- Source records -
-*-
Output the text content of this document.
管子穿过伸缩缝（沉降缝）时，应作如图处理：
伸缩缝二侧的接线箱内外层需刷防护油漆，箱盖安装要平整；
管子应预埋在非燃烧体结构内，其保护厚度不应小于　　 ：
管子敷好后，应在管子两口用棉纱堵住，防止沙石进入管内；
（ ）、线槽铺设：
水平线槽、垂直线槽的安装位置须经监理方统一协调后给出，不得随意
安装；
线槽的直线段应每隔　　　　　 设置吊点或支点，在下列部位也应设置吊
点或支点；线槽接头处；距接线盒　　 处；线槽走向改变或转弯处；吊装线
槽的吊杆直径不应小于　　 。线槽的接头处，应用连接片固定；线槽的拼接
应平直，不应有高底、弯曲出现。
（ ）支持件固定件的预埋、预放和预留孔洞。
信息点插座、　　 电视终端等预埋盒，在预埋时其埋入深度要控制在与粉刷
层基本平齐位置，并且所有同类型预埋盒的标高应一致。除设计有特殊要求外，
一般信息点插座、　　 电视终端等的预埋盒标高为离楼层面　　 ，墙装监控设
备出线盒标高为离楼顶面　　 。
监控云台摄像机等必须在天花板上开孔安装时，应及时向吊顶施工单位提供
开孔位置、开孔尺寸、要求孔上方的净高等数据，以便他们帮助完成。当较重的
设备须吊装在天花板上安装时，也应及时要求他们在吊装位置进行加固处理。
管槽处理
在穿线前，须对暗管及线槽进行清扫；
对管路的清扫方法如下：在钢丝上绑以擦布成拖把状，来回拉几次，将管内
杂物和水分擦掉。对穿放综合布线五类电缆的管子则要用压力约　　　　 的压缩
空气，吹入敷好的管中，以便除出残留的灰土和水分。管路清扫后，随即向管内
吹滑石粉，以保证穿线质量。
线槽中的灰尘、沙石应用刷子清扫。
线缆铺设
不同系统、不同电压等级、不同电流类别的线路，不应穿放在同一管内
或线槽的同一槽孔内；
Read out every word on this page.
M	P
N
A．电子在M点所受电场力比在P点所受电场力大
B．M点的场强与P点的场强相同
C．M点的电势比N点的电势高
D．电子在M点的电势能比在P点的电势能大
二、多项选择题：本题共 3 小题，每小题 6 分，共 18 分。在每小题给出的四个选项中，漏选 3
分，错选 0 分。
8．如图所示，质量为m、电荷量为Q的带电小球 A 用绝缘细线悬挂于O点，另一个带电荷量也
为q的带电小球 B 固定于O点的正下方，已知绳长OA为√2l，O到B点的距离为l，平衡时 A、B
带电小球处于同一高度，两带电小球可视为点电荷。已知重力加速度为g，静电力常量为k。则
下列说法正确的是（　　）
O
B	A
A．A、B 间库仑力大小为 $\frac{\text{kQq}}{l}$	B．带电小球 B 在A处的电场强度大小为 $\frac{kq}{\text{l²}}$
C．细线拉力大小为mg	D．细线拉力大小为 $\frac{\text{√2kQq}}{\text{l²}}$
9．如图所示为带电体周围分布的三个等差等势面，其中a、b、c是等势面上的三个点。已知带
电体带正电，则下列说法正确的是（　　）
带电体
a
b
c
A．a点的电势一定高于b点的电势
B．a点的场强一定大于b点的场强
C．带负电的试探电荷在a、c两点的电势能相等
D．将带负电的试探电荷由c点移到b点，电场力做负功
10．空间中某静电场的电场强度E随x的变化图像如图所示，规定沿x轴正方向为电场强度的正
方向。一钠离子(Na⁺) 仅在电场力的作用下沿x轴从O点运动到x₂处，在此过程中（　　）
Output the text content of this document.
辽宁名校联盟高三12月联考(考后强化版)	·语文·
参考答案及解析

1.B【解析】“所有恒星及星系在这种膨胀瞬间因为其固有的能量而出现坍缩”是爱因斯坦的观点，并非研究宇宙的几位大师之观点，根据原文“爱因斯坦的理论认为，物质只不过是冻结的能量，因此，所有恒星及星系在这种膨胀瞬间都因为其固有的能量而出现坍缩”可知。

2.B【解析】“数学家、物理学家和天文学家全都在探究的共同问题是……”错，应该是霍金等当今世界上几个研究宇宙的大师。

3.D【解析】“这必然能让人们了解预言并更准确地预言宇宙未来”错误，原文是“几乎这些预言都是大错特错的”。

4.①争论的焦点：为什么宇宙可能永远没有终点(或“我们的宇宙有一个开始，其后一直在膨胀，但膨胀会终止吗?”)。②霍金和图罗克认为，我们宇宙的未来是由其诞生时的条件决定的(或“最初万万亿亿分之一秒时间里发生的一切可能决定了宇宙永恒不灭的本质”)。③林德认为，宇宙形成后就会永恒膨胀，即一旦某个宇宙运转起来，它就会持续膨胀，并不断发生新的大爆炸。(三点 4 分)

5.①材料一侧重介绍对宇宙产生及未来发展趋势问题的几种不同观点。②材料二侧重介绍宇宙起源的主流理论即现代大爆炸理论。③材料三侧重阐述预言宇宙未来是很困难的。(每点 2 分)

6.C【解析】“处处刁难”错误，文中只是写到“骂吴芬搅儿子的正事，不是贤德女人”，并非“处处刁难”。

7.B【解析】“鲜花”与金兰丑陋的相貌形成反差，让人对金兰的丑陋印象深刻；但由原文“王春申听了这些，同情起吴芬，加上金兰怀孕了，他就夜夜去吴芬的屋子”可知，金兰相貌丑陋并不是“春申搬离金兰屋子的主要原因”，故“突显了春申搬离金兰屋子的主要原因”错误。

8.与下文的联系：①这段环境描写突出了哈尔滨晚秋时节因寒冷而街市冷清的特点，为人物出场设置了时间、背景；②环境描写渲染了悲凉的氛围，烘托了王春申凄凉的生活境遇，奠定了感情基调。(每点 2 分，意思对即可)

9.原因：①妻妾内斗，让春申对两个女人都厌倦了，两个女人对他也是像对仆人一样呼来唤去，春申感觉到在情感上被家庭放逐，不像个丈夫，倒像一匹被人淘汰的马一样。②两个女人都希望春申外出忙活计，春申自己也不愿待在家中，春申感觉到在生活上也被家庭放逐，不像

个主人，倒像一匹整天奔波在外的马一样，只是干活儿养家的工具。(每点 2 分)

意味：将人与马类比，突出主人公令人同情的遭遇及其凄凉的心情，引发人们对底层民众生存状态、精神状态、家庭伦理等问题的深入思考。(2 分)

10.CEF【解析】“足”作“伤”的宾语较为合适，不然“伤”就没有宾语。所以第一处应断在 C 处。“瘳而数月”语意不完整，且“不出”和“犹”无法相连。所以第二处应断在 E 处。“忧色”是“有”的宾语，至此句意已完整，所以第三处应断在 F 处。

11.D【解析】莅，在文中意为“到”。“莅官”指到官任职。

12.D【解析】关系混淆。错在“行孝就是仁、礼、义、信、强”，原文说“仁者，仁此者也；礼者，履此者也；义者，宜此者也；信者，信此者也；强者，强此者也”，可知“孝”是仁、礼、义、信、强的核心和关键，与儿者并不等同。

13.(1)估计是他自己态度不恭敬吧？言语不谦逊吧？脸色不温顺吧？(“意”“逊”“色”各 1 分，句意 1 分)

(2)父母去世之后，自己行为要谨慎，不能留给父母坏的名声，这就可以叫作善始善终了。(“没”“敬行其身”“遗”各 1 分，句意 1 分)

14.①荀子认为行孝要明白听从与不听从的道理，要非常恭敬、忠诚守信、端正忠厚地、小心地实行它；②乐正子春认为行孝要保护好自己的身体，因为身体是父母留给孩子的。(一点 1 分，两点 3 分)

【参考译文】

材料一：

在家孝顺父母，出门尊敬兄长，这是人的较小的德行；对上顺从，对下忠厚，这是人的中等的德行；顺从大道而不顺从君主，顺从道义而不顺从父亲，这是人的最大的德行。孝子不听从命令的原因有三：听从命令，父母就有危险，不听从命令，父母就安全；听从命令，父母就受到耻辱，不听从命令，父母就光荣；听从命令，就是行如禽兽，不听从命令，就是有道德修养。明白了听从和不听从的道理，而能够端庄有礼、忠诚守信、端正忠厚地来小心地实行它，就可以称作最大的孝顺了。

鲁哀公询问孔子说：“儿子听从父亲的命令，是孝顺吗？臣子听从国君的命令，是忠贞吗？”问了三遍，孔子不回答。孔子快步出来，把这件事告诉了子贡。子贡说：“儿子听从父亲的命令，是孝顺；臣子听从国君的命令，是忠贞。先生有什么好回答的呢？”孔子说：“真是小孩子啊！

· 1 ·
-*-
Of the lines in the entries, how many include the word "text"? State only the number.

4